Production attendue: Présentez sous forme de liste numérotée les lignes du matériau, depuis son début jusqu'à la ligne contenant « svg-text:405-2 406 618: 405-2 » incluse, en omettant les lignes vides.

Données fournies:
:::::

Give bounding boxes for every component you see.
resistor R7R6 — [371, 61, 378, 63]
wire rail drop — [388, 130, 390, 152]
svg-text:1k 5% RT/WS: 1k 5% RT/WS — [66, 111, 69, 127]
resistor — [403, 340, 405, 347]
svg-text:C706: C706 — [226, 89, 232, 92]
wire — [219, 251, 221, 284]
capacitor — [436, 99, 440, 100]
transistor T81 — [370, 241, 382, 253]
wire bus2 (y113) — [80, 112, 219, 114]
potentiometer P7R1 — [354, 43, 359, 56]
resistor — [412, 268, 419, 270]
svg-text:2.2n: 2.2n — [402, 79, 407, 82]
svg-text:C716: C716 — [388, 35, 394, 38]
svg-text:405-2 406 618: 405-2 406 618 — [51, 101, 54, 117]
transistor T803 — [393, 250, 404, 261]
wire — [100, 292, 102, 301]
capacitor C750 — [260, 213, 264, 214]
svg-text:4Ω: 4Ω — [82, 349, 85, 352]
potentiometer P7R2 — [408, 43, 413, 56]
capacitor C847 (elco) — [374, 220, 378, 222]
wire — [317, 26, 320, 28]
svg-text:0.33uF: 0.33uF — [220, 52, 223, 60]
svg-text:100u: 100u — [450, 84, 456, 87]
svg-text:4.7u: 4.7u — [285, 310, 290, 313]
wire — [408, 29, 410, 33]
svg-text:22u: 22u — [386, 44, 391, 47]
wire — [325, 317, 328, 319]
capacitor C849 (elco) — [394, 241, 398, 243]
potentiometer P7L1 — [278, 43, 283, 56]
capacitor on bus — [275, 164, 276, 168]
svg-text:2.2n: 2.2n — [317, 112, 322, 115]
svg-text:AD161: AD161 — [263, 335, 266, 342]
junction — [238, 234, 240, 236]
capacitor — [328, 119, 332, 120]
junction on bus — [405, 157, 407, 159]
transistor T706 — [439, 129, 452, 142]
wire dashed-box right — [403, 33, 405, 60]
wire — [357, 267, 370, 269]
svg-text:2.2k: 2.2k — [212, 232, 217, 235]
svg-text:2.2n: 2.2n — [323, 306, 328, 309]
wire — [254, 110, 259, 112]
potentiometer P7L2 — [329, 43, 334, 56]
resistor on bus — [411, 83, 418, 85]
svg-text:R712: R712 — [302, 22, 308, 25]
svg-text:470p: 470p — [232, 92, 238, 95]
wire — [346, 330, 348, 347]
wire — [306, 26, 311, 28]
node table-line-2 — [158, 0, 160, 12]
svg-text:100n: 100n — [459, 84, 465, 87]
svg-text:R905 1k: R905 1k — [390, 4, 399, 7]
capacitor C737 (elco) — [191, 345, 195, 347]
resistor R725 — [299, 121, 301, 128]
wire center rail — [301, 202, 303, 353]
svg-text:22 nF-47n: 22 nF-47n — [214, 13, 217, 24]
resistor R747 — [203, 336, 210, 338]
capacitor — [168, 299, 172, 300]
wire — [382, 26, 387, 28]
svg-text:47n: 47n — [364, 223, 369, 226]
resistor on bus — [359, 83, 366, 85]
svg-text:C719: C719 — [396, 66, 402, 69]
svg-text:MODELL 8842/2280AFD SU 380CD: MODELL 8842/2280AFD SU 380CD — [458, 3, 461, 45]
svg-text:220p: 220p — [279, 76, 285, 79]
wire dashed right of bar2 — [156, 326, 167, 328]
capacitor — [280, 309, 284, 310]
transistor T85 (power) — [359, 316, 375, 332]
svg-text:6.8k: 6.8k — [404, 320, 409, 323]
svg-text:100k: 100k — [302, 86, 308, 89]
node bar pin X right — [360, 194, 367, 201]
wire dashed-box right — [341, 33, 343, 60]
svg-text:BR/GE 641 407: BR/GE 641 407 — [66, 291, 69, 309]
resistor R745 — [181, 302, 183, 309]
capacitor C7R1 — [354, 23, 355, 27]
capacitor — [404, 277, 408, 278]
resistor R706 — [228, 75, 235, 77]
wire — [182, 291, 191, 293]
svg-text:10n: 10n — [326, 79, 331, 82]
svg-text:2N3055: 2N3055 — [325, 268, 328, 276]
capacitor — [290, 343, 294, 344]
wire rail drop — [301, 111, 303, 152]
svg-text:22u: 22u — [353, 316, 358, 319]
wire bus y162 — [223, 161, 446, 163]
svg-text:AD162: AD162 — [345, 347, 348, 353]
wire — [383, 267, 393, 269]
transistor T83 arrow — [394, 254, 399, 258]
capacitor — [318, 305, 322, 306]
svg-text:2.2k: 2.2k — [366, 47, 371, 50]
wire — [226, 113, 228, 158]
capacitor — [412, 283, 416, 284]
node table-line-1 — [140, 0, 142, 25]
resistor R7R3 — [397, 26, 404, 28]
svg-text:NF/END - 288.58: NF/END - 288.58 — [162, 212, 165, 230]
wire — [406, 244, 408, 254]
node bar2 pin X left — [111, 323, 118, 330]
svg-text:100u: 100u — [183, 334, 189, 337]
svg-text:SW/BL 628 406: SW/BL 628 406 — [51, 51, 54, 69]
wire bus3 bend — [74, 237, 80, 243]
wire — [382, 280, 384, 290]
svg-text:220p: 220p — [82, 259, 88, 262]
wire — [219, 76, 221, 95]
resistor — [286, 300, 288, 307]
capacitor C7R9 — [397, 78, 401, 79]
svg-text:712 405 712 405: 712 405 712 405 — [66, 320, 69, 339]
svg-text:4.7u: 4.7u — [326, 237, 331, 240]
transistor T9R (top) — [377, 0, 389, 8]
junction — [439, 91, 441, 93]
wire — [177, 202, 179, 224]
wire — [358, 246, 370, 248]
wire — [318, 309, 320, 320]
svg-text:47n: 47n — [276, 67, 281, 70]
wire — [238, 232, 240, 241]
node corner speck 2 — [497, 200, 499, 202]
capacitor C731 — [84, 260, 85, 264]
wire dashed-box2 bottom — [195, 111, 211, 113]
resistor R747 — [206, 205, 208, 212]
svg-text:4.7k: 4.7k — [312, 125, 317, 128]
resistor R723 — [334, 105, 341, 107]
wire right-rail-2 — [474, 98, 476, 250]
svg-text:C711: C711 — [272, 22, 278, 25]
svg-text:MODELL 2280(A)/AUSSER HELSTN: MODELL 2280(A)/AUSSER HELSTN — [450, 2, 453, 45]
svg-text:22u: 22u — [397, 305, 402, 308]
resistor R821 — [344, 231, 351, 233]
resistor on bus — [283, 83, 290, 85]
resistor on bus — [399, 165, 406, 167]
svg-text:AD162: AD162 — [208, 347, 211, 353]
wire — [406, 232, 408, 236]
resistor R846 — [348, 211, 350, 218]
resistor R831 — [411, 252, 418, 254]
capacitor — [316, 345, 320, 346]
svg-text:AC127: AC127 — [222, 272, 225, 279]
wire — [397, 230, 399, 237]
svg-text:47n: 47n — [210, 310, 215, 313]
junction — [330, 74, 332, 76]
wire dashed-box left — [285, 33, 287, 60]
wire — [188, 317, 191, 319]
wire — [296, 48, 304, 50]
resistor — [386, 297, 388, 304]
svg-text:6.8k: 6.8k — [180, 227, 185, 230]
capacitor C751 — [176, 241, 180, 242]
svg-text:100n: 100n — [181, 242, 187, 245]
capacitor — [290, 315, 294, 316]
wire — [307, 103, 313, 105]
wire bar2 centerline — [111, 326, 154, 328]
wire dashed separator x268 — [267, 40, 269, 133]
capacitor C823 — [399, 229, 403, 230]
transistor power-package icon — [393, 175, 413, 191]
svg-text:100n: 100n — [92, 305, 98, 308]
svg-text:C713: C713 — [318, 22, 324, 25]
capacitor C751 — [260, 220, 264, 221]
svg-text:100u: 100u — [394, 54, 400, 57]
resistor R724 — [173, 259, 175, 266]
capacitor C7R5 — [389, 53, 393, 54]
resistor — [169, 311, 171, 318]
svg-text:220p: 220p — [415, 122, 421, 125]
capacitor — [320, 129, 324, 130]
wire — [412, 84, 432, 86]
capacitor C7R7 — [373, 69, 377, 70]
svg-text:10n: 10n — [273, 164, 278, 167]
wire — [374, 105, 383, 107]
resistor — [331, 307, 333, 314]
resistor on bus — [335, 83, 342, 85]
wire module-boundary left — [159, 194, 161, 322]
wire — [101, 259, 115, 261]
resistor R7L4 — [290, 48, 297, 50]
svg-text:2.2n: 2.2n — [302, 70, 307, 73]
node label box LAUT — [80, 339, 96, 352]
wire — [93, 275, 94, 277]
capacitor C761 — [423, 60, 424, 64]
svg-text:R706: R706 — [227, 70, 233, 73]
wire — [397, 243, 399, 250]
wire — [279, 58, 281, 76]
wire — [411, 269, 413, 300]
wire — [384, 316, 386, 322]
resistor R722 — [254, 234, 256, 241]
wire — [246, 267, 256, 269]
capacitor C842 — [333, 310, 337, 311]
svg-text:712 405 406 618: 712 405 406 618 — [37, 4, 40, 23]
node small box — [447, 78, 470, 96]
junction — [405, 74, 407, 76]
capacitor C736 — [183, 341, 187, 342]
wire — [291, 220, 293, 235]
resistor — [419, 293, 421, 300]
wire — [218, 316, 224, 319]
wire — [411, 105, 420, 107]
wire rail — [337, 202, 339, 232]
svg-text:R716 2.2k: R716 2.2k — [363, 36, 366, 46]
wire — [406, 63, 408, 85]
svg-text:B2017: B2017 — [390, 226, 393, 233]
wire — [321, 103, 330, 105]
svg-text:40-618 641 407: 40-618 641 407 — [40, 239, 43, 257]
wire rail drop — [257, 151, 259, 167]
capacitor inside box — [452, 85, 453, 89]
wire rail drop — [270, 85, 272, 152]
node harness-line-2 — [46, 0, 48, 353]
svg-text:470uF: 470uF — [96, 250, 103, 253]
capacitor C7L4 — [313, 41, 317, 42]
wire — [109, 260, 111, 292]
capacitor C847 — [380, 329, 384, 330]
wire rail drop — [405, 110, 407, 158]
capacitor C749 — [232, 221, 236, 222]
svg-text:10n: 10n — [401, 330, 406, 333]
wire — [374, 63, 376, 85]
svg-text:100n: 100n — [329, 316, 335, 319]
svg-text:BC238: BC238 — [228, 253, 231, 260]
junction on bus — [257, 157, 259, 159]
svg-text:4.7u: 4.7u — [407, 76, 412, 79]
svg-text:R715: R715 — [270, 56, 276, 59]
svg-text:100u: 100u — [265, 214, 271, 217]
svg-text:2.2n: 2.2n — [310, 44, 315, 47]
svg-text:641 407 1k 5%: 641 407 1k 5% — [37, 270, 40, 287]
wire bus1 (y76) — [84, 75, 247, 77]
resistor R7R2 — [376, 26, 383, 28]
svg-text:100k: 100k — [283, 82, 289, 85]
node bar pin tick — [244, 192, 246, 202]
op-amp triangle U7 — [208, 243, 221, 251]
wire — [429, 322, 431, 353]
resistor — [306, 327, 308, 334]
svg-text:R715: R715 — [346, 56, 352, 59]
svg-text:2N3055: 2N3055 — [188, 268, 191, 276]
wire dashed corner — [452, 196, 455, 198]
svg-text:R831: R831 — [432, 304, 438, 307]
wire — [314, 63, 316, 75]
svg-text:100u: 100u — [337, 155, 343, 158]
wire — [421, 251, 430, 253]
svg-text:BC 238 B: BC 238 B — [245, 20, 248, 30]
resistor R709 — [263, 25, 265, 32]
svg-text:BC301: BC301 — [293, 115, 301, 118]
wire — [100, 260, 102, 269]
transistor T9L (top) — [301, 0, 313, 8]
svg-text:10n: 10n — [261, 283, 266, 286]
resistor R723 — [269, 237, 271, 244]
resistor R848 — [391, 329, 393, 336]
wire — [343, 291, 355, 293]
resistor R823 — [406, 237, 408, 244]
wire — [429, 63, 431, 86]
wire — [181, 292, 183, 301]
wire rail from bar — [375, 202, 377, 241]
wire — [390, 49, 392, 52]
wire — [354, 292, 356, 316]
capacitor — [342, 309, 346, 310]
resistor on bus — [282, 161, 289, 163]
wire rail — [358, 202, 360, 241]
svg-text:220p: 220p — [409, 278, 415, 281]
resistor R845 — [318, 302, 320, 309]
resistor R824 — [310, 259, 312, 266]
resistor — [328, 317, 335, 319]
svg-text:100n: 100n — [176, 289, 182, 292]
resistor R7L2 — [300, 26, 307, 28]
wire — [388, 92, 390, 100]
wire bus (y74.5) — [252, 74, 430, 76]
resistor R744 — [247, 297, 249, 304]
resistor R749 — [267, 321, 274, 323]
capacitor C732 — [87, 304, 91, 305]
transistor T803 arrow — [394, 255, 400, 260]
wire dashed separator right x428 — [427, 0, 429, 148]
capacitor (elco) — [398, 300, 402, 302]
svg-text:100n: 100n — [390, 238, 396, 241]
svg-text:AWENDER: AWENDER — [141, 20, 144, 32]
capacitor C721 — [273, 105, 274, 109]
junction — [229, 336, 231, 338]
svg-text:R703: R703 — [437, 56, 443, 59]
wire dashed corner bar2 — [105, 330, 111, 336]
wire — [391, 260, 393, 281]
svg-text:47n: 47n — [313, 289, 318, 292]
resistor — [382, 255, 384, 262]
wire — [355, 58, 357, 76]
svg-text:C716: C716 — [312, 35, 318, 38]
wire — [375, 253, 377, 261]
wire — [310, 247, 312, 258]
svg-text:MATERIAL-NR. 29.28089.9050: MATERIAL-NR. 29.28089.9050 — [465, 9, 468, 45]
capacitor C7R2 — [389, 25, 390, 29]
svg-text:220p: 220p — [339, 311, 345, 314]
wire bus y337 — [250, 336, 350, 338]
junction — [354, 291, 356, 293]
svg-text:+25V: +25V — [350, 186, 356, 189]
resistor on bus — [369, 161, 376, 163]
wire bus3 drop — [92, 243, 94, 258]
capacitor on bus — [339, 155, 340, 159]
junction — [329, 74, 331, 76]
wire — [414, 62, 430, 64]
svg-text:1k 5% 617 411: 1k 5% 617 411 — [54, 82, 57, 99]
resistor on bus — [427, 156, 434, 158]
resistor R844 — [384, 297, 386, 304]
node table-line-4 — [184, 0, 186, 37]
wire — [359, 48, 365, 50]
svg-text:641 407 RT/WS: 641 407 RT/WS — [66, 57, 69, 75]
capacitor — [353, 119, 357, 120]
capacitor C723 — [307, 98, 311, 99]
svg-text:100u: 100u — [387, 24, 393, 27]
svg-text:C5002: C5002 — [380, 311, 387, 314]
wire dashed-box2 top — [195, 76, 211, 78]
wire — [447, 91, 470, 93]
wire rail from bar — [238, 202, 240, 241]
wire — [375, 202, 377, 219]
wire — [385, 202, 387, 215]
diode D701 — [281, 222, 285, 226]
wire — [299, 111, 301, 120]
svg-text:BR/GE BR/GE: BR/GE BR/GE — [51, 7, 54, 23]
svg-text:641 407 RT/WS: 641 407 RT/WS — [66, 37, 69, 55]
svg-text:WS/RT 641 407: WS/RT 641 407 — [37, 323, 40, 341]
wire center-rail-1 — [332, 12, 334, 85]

:::::

Corrigé type:
1. Give bounding boxes for every component you see.
2. resistor R7R6 — [371, 61, 378, 63]
3. wire rail drop — [388, 130, 390, 152]
4. svg-text:1k 5% RT/WS: 1k 5% RT/WS — [66, 111, 69, 127]
5. resistor — [403, 340, 405, 347]
6. svg-text:C706: C706 — [226, 89, 232, 92]
7. wire — [219, 251, 221, 284]
8. capacitor — [436, 99, 440, 100]
9. transistor T81 — [370, 241, 382, 253]
10. wire bus2 (y113) — [80, 112, 219, 114]
11. potentiometer P7R1 — [354, 43, 359, 56]
12. resistor — [412, 268, 419, 270]
13. svg-text:2.2n: 2.2n — [402, 79, 407, 82]
14. svg-text:C716: C716 — [388, 35, 394, 38]
15. svg-text:405-2 406 618: 405-2 406 618 — [51, 101, 54, 117]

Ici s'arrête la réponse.